Stored data
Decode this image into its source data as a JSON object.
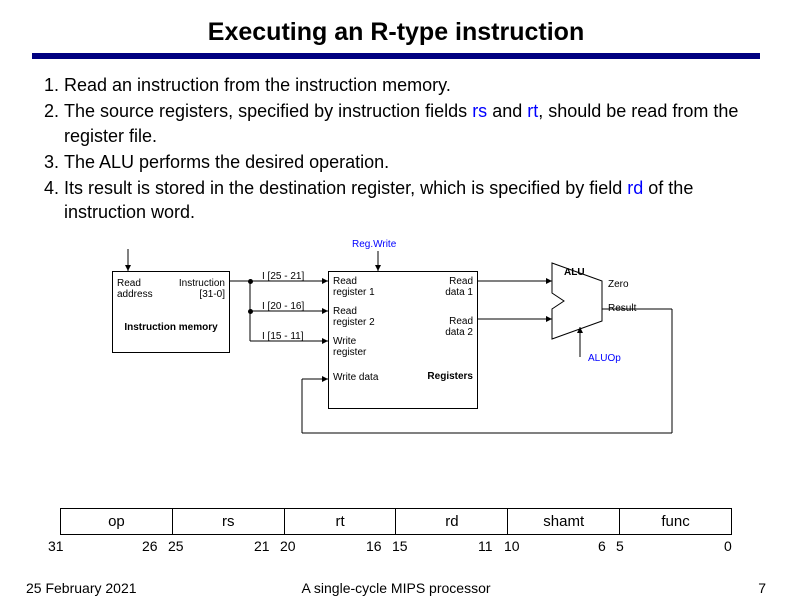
{
  "title": "Executing an R-type instruction",
  "steps": {
    "s1": "Read an instruction from the instruction memory.",
    "s2a": "The source registers, specified by instruction fields ",
    "rs": "rs",
    "s2b": " and ",
    "rt": "rt",
    "s2c": ", should be read from the register file.",
    "s3": "The ALU performs the desired operation.",
    "s4a": "Its result is stored in the destination register, which is specified by field ",
    "rd": "rd",
    "s4b": " of the instruction word."
  },
  "diagram": {
    "regwrite": "Reg.Write",
    "imem_read_addr": "Read address",
    "imem_instr": "Instruction [31-0]",
    "imem_name": "Instruction memory",
    "bits25_21": "I [25 - 21]",
    "bits20_16": "I [20 - 16]",
    "bits15_11": "I [15 - 11]",
    "read_reg1": "Read register 1",
    "read_reg2": "Read register 2",
    "write_reg": "Write register",
    "write_data": "Write data",
    "read_data1": "Read data 1",
    "read_data2": "Read data 2",
    "registers": "Registers",
    "alu": "ALU",
    "zero": "Zero",
    "result": "Result",
    "aluop": "ALUOp"
  },
  "fmt": {
    "op": "op",
    "rs": "rs",
    "rt": "rt",
    "rd": "rd",
    "shamt": "shamt",
    "func": "func",
    "b31": "31",
    "b26": "26",
    "b25": "25",
    "b21": "21",
    "b20": "20",
    "b16": "16",
    "b15": "15",
    "b11": "11",
    "b10": "10",
    "b6": "6",
    "b5": "5",
    "b0": "0"
  },
  "footer": {
    "date": "25 February 2021",
    "caption": "A single-cycle MIPS processor",
    "page": "7"
  },
  "chart_data": {
    "type": "table",
    "title": "R-type instruction format bit fields",
    "fields": [
      {
        "name": "op",
        "high": 31,
        "low": 26,
        "width": 6
      },
      {
        "name": "rs",
        "high": 25,
        "low": 21,
        "width": 5
      },
      {
        "name": "rt",
        "high": 20,
        "low": 16,
        "width": 5
      },
      {
        "name": "rd",
        "high": 15,
        "low": 11,
        "width": 5
      },
      {
        "name": "shamt",
        "high": 10,
        "low": 6,
        "width": 5
      },
      {
        "name": "func",
        "high": 5,
        "low": 0,
        "width": 6
      }
    ],
    "datapath": {
      "blocks": [
        "Instruction memory",
        "Registers",
        "ALU"
      ],
      "signals": [
        "Reg.Write",
        "ALUOp",
        "Zero",
        "Result"
      ],
      "register_file_inputs": [
        "Read register 1 (I[25-21])",
        "Read register 2 (I[20-16])",
        "Write register (I[15-11])",
        "Write data"
      ],
      "register_file_outputs": [
        "Read data 1",
        "Read data 2"
      ]
    }
  }
}
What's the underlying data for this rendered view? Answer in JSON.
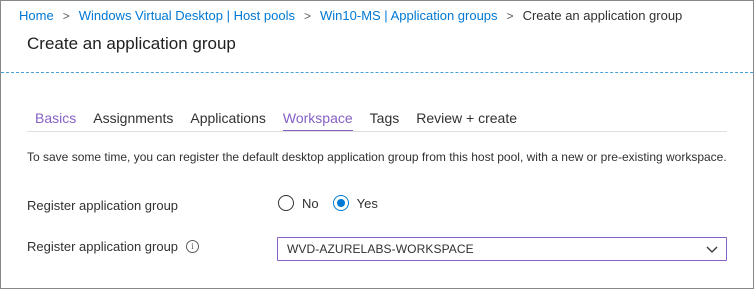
{
  "breadcrumb": {
    "items": [
      "Home",
      "Windows Virtual Desktop | Host pools",
      "Win10-MS | Application groups"
    ],
    "current": "Create an application group",
    "separator": ">"
  },
  "page": {
    "title": "Create an application group"
  },
  "tabs": [
    {
      "label": "Basics",
      "state": "visited"
    },
    {
      "label": "Assignments",
      "state": "default"
    },
    {
      "label": "Applications",
      "state": "default"
    },
    {
      "label": "Workspace",
      "state": "active"
    },
    {
      "label": "Tags",
      "state": "default"
    },
    {
      "label": "Review + create",
      "state": "default"
    }
  ],
  "form": {
    "description": "To save some time, you can register the default desktop application group from this host pool, with a new or pre-existing workspace.",
    "register_label": "Register application group",
    "register_options": [
      "No",
      "Yes"
    ],
    "register_selected": "Yes",
    "workspace_label": "Register application group",
    "info_icon": "i",
    "workspace_value": "WVD-AZURELABS-WORKSPACE"
  },
  "colors": {
    "link": "#0078d4",
    "accent_purple": "#8661c5",
    "radio_selected": "#0078d4"
  }
}
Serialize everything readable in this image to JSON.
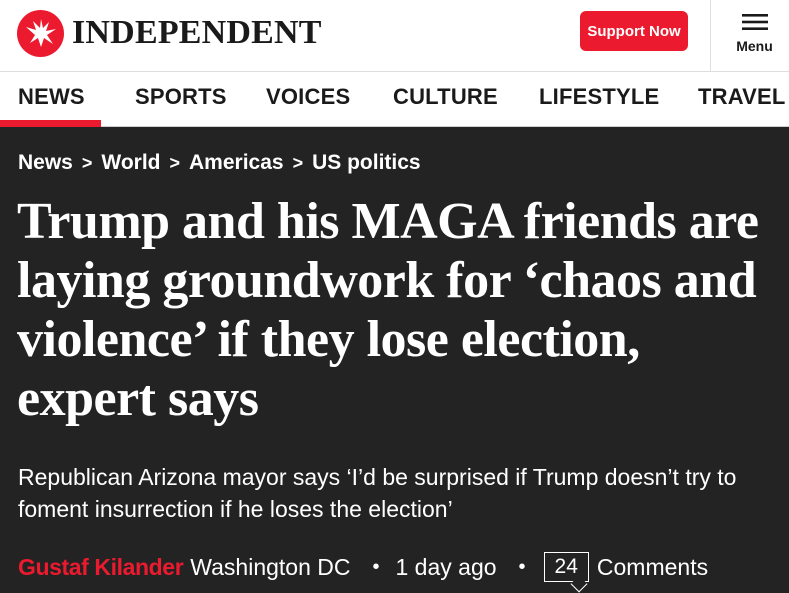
{
  "header": {
    "logo_text": "INDEPENDENT",
    "support_label": "Support Now",
    "menu_label": "Menu"
  },
  "nav": {
    "items": [
      {
        "label": "NEWS",
        "active": true
      },
      {
        "label": "SPORTS"
      },
      {
        "label": "VOICES"
      },
      {
        "label": "CULTURE"
      },
      {
        "label": "LIFESTYLE"
      },
      {
        "label": "TRAVEL"
      }
    ]
  },
  "breadcrumb": {
    "items": [
      "News",
      "World",
      "Americas",
      "US politics"
    ],
    "separator": ">"
  },
  "article": {
    "headline": "Trump and his MAGA friends are laying groundwork for ‘chaos and violence’ if they lose election, expert says",
    "standfirst": "Republican Arizona mayor says ‘I’d be surprised if Trump doesn’t try to foment insurrection if he loses the election’",
    "author": "Gustaf Kilander",
    "location": "Washington DC",
    "time": "1 day ago",
    "comment_count": "24",
    "comments_label": "Comments"
  },
  "colors": {
    "brand_red": "#ec1a2e",
    "article_background": "#232323",
    "header_background": "#ffffff"
  },
  "icons": {
    "logo": "eagle-logo-icon",
    "menu": "hamburger-menu-icon",
    "comments": "comment-bubble-icon"
  }
}
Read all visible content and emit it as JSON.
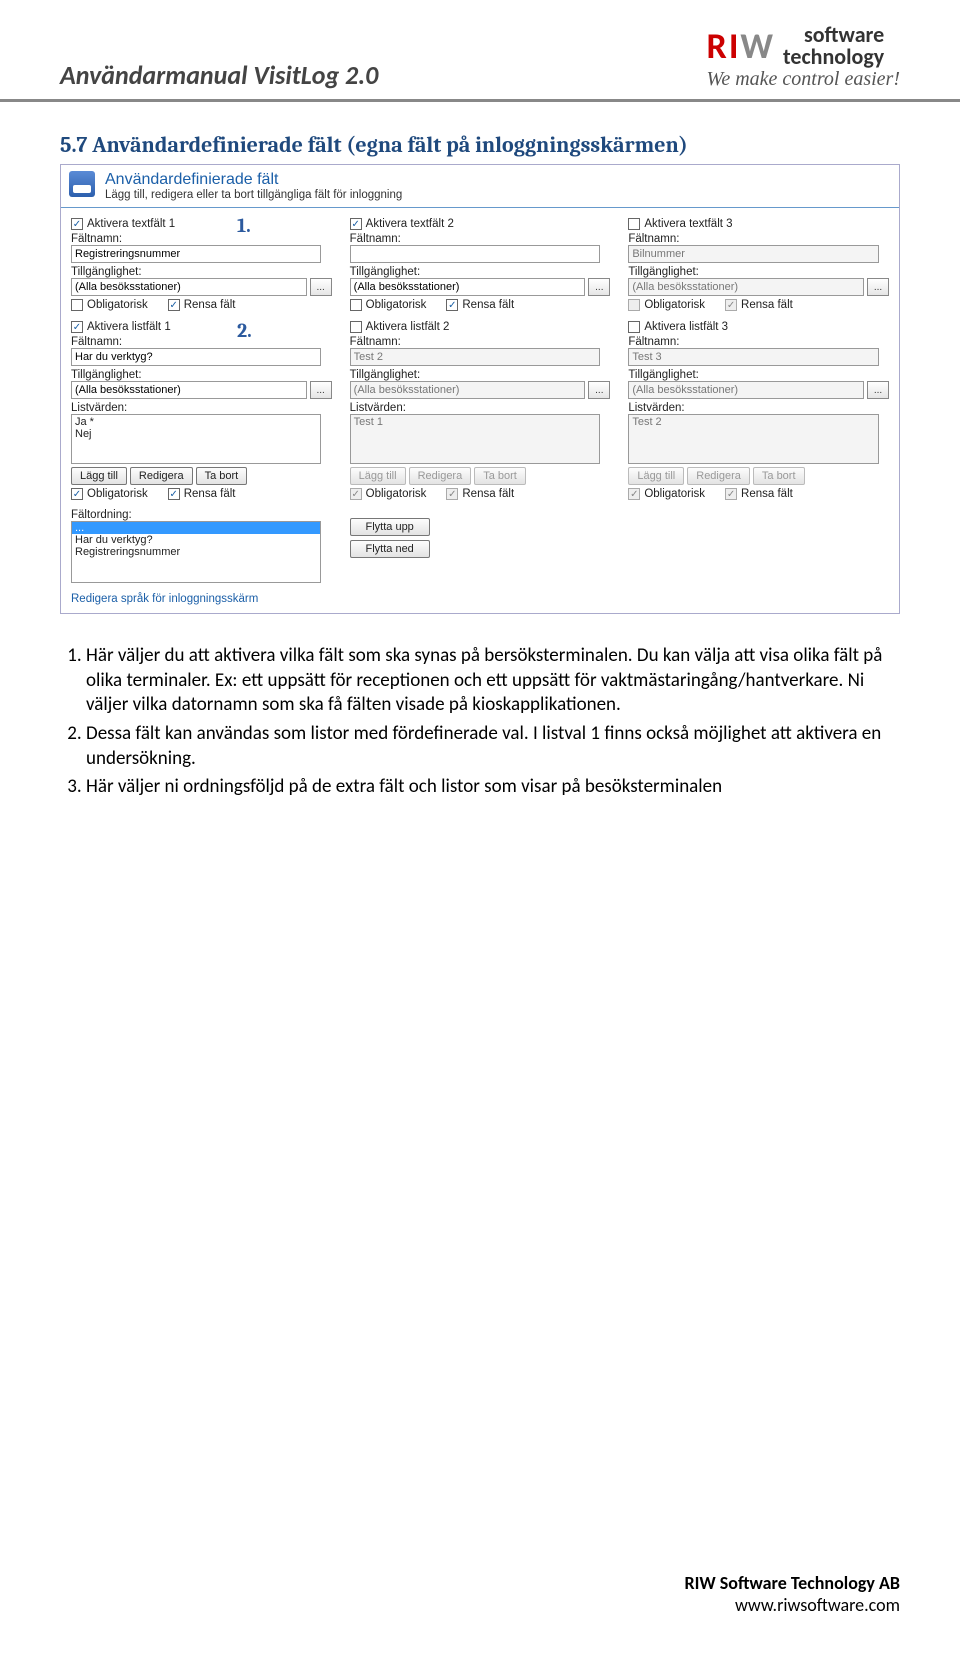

== Given task ==
Repeat the material above word for word and skip every image in it.

== In response ==
Decode this image into its source data as a JSON object.
{
  "title": "Executing an R-type instruction",
  "steps": {
    "s1": "Read an instruction from the instruction memory.",
    "s2a": "The source registers, specified by instruction fields ",
    "rs": "rs",
    "s2b": " and ",
    "rt": "rt",
    "s2c": ", should be read from the register file.",
    "s3": "The ALU performs the desired operation.",
    "s4a": "Its result is stored in the destination register, which is specified by field ",
    "rd": "rd",
    "s4b": " of the instruction word."
  },
  "diagram": {
    "regwrite": "Reg.Write",
    "imem_read_addr": "Read address",
    "imem_instr": "Instruction [31-0]",
    "imem_name": "Instruction memory",
    "bits25_21": "I [25 - 21]",
    "bits20_16": "I [20 - 16]",
    "bits15_11": "I [15 - 11]",
    "read_reg1": "Read register 1",
    "read_reg2": "Read register 2",
    "write_reg": "Write register",
    "write_data": "Write data",
    "read_data1": "Read data 1",
    "read_data2": "Read data 2",
    "registers": "Registers",
    "alu": "ALU",
    "zero": "Zero",
    "result": "Result",
    "aluop": "ALUOp"
  },
  "fmt": {
    "op": "op",
    "rs": "rs",
    "rt": "rt",
    "rd": "rd",
    "shamt": "shamt",
    "func": "func",
    "b31": "31",
    "b26": "26",
    "b25": "25",
    "b21": "21",
    "b20": "20",
    "b16": "16",
    "b15": "15",
    "b11": "11",
    "b10": "10",
    "b6": "6",
    "b5": "5",
    "b0": "0"
  },
  "footer": {
    "date": "25 February 2021",
    "caption": "A single-cycle MIPS processor",
    "page": "7"
  },
  "chart_data": {
    "type": "table",
    "title": "R-type instruction format bit fields",
    "fields": [
      {
        "name": "op",
        "high": 31,
        "low": 26,
        "width": 6
      },
      {
        "name": "rs",
        "high": 25,
        "low": 21,
        "width": 5
      },
      {
        "name": "rt",
        "high": 20,
        "low": 16,
        "width": 5
      },
      {
        "name": "rd",
        "high": 15,
        "low": 11,
        "width": 5
      },
      {
        "name": "shamt",
        "high": 10,
        "low": 6,
        "width": 5
      },
      {
        "name": "func",
        "high": 5,
        "low": 0,
        "width": 6
      }
    ],
    "datapath": {
      "blocks": [
        "Instruction memory",
        "Registers",
        "ALU"
      ],
      "signals": [
        "Reg.Write",
        "ALUOp",
        "Zero",
        "Result"
      ],
      "register_file_inputs": [
        "Read register 1 (I[25-21])",
        "Read register 2 (I[20-16])",
        "Write register (I[15-11])",
        "Write data"
      ],
      "register_file_outputs": [
        "Read data 1",
        "Read data 2"
      ]
    }
  }
}
What's the underlying data for this rendered view? Answer in JSON.
{
  "breadcrumb": {
    "items": [
      "Home",
      "Windows Virtual Desktop | Host pools",
      "Win10-MS | Application groups"
    ],
    "current": "Create an application group",
    "separator": ">"
  },
  "page": {
    "title": "Create an application group"
  },
  "tabs": [
    {
      "label": "Basics",
      "state": "visited"
    },
    {
      "label": "Assignments",
      "state": "default"
    },
    {
      "label": "Applications",
      "state": "default"
    },
    {
      "label": "Workspace",
      "state": "active"
    },
    {
      "label": "Tags",
      "state": "default"
    },
    {
      "label": "Review + create",
      "state": "default"
    }
  ],
  "form": {
    "description": "To save some time, you can register the default desktop application group from this host pool, with a new or pre-existing workspace.",
    "register_label": "Register application group",
    "register_options": [
      "No",
      "Yes"
    ],
    "register_selected": "Yes",
    "workspace_label": "Register application group",
    "info_icon": "i",
    "workspace_value": "WVD-AZURELABS-WORKSPACE"
  },
  "colors": {
    "link": "#0078d4",
    "accent_purple": "#8661c5",
    "radio_selected": "#0078d4"
  }
}
Serialize everything readable in this image to JSON.
{
  "header": {
    "logo_text": "INDEPENDENT",
    "support_label": "Support Now",
    "menu_label": "Menu"
  },
  "nav": {
    "items": [
      {
        "label": "NEWS",
        "active": true
      },
      {
        "label": "SPORTS"
      },
      {
        "label": "VOICES"
      },
      {
        "label": "CULTURE"
      },
      {
        "label": "LIFESTYLE"
      },
      {
        "label": "TRAVEL"
      }
    ]
  },
  "breadcrumb": {
    "items": [
      "News",
      "World",
      "Americas",
      "US politics"
    ],
    "separator": ">"
  },
  "article": {
    "headline": "Trump and his MAGA friends are laying groundwork for ‘chaos and violence’ if they lose election, expert says",
    "standfirst": "Republican Arizona mayor says ‘I’d be surprised if Trump doesn’t try to foment insurrection if he loses the election’",
    "author": "Gustaf Kilander",
    "location": "Washington DC",
    "time": "1 day ago",
    "comment_count": "24",
    "comments_label": "Comments"
  },
  "colors": {
    "brand_red": "#ec1a2e",
    "article_background": "#232323",
    "header_background": "#ffffff"
  },
  "icons": {
    "logo": "eagle-logo-icon",
    "menu": "hamburger-menu-icon",
    "comments": "comment-bubble-icon"
  }
}
Read all visible content and emit it as JSON.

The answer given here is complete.